### [STATED PROBLEM]
Copy each line below that includes "Biosafety".

[begin LISTED RECORDS]

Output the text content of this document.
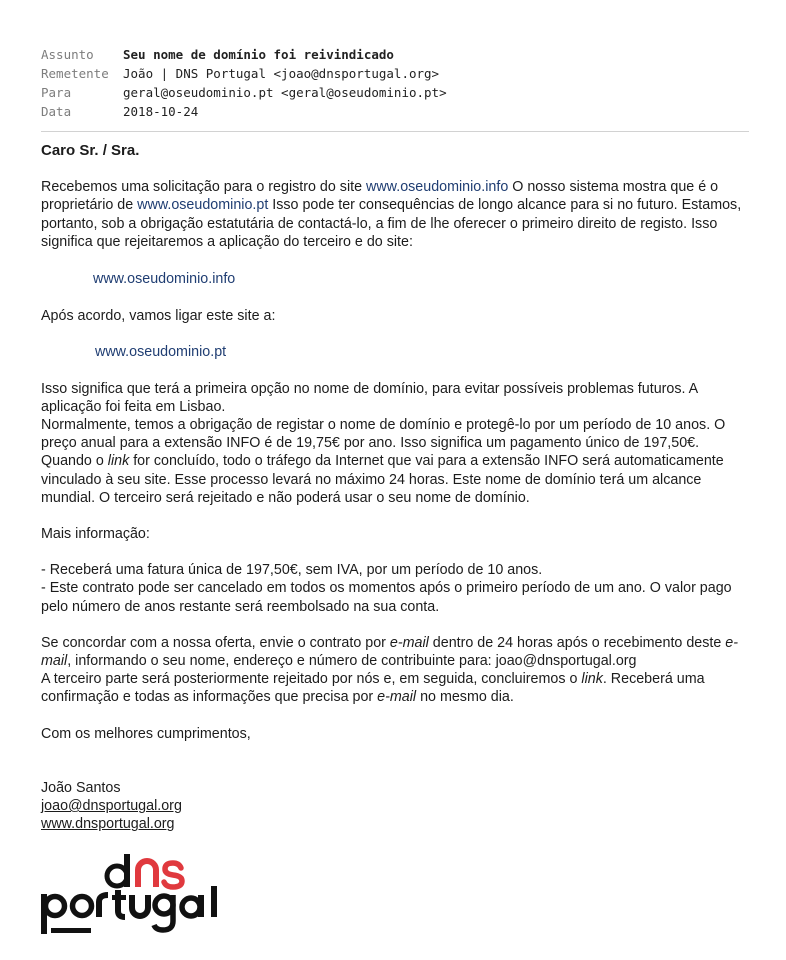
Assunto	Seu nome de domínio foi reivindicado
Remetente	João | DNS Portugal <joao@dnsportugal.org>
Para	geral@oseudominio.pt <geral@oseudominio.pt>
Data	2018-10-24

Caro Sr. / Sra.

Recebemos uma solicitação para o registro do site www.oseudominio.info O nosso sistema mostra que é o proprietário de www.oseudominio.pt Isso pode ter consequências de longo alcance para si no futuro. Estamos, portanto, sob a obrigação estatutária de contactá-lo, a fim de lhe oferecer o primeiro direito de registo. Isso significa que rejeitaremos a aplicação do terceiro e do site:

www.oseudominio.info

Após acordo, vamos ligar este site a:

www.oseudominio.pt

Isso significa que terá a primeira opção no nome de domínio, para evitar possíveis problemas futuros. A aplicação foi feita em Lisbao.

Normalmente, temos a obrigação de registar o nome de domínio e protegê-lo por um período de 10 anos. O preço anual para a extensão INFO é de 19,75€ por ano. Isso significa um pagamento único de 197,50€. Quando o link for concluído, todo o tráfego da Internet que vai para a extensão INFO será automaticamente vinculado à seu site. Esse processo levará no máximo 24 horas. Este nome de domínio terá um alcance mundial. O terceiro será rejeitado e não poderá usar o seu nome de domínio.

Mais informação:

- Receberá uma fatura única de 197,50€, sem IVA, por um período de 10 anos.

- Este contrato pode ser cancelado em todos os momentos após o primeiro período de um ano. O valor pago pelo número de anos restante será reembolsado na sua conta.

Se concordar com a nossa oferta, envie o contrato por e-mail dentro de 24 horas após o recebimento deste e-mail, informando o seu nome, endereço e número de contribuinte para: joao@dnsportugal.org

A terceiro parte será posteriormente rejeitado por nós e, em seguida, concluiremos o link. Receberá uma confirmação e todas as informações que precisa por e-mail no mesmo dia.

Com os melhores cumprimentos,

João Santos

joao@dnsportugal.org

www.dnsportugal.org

[end LISTED RECORDS]
[begin LISTED RECORDS]

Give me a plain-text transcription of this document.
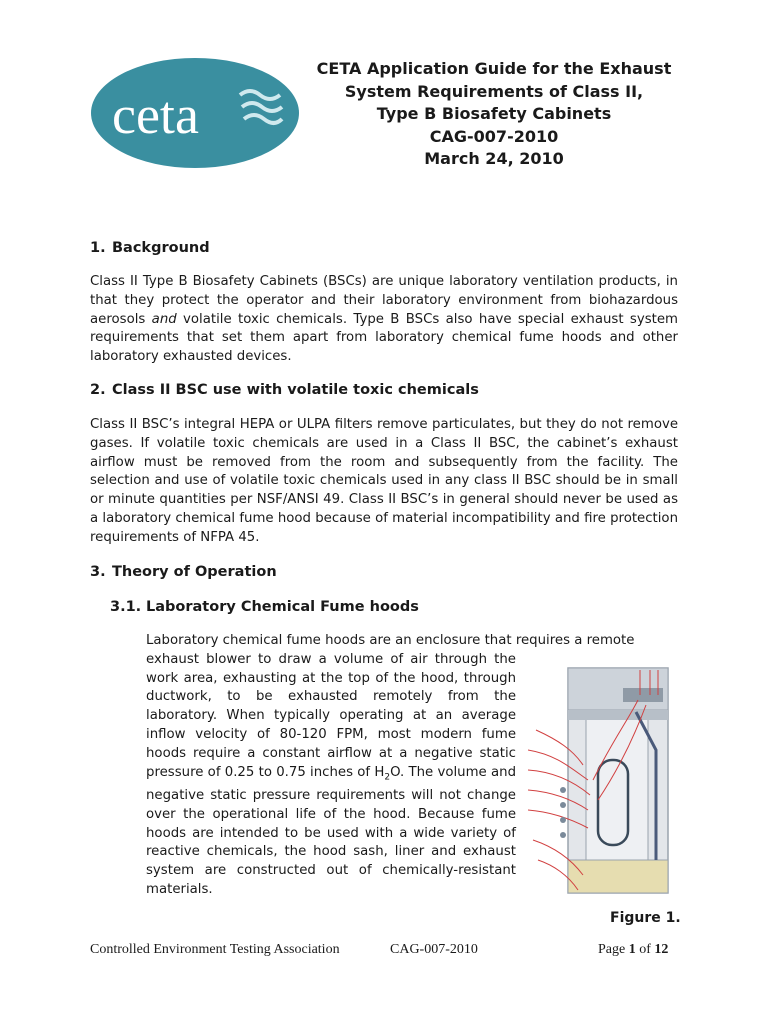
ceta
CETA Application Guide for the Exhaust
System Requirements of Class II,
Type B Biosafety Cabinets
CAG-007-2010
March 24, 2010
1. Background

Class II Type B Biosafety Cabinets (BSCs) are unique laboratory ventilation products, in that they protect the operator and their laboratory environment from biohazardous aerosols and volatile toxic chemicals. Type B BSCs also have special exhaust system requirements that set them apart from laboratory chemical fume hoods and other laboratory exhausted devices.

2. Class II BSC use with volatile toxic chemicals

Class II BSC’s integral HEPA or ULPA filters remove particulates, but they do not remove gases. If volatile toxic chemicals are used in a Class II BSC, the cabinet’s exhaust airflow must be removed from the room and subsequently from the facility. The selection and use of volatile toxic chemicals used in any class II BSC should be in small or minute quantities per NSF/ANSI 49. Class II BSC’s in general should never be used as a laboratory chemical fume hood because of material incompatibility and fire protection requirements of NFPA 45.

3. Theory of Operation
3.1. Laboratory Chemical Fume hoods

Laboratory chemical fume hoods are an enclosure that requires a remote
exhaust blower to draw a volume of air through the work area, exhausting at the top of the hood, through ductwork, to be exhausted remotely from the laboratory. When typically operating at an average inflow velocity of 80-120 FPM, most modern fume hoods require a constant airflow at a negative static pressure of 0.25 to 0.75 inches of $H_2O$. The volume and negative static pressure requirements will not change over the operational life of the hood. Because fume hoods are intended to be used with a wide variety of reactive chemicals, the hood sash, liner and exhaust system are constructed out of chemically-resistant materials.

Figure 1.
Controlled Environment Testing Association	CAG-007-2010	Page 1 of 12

[end LISTED RECORDS]

### [IN RESPONSE]
Type B Biosafety Cabinets
Class II Type B Biosafety Cabinets (BSCs) are unique laboratory ventilation products, in that they protect the operator and their laboratory environment from biohazardous aerosols and volatile toxic chemicals. Type B BSCs also have special exhaust system requirements that set them apart from laboratory chemical fume hoods and other laboratory exhausted devices.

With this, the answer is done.